Exercise goal -
Your task is to print all of the data word for word.

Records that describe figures
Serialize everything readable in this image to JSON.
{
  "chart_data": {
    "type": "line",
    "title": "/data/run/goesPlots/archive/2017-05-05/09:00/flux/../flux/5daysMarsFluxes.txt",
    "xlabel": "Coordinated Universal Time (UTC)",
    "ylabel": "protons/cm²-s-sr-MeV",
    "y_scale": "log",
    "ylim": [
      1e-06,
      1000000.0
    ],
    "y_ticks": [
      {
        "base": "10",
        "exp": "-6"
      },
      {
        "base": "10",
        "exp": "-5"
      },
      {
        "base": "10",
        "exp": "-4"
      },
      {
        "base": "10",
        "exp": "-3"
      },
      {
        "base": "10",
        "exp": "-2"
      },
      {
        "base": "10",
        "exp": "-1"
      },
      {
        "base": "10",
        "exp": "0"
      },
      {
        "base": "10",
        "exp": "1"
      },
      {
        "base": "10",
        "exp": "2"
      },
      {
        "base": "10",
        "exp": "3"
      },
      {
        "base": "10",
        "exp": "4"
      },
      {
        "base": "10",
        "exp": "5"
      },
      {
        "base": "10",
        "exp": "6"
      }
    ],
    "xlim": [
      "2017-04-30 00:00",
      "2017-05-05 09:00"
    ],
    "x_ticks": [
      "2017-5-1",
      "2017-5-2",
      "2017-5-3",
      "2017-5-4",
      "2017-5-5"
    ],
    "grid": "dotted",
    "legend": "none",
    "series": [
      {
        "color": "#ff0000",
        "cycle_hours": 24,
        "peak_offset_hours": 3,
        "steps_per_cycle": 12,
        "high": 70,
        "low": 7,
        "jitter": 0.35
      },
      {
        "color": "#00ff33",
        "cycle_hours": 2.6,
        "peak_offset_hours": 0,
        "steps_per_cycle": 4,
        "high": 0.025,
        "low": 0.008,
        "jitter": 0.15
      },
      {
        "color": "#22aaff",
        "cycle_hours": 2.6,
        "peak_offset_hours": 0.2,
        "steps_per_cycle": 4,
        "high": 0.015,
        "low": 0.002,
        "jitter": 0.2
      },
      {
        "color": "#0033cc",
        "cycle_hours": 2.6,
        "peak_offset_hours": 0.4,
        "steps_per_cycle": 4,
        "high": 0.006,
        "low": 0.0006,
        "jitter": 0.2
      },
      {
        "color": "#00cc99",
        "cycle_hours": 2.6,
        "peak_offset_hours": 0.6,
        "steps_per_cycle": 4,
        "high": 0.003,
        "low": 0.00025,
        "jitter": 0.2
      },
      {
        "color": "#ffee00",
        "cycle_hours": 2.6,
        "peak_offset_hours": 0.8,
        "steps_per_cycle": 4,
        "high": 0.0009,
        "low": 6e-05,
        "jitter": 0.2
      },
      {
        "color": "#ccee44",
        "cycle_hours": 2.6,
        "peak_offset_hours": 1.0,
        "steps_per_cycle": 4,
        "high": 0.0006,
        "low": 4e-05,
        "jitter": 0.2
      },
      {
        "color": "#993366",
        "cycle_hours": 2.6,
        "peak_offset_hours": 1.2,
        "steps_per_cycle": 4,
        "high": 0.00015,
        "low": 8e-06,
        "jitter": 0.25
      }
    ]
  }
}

The solution -
Serialize everything readable in this image to JSON.
{
  "chart_data": {
    "type": "line",
    "title": "/data/run/goesPlots/archive/2017-05-05/09:00/flux/../flux/5daysMarsFluxes.txt",
    "xlabel": "Coordinated Universal Time (UTC)",
    "ylabel": "protons/cm²-s-sr-MeV",
    "y_scale": "log",
    "ylim": [
      1e-06,
      1000000.0
    ],
    "y_ticks": [
      {
        "base": "10",
        "exp": "-6"
      },
      {
        "base": "10",
        "exp": "-5"
      },
      {
        "base": "10",
        "exp": "-4"
      },
      {
        "base": "10",
        "exp": "-3"
      },
      {
        "base": "10",
        "exp": "-2"
      },
      {
        "base": "10",
        "exp": "-1"
      },
      {
        "base": "10",
        "exp": "0"
      },
      {
        "base": "10",
        "exp": "1"
      },
      {
        "base": "10",
        "exp": "2"
      },
      {
        "base": "10",
        "exp": "3"
      },
      {
        "base": "10",
        "exp": "4"
      },
      {
        "base": "10",
        "exp": "5"
      },
      {
        "base": "10",
        "exp": "6"
      }
    ],
    "xlim": [
      "2017-04-30 00:00",
      "2017-05-05 09:00"
    ],
    "x_ticks": [
      "2017-5-1",
      "2017-5-2",
      "2017-5-3",
      "2017-5-4",
      "2017-5-5"
    ],
    "grid": "dotted",
    "legend": "none",
    "series": [
      {
        "color": "#ff0000",
        "cycle_hours": 24,
        "peak_offset_hours": 3,
        "steps_per_cycle": 12,
        "high": 70,
        "low": 7,
        "jitter": 0.35
      },
      {
        "color": "#00ff33",
        "cycle_hours": 2.6,
        "peak_offset_hours": 0,
        "steps_per_cycle": 4,
        "high": 0.025,
        "low": 0.008,
        "jitter": 0.15
      },
      {
        "color": "#22aaff",
        "cycle_hours": 2.6,
        "peak_offset_hours": 0.2,
        "steps_per_cycle": 4,
        "high": 0.015,
        "low": 0.002,
        "jitter": 0.2
      },
      {
        "color": "#0033cc",
        "cycle_hours": 2.6,
        "peak_offset_hours": 0.4,
        "steps_per_cycle": 4,
        "high": 0.006,
        "low": 0.0006,
        "jitter": 0.2
      },
      {
        "color": "#00cc99",
        "cycle_hours": 2.6,
        "peak_offset_hours": 0.6,
        "steps_per_cycle": 4,
        "high": 0.003,
        "low": 0.00025,
        "jitter": 0.2
      },
      {
        "color": "#ffee00",
        "cycle_hours": 2.6,
        "peak_offset_hours": 0.8,
        "steps_per_cycle": 4,
        "high": 0.0009,
        "low": 6e-05,
        "jitter": 0.2
      },
      {
        "color": "#ccee44",
        "cycle_hours": 2.6,
        "peak_offset_hours": 1.0,
        "steps_per_cycle": 4,
        "high": 0.0006,
        "low": 4e-05,
        "jitter": 0.2
      },
      {
        "color": "#993366",
        "cycle_hours": 2.6,
        "peak_offset_hours": 1.2,
        "steps_per_cycle": 4,
        "high": 0.00015,
        "low": 8e-06,
        "jitter": 0.25
      }
    ]
  }
}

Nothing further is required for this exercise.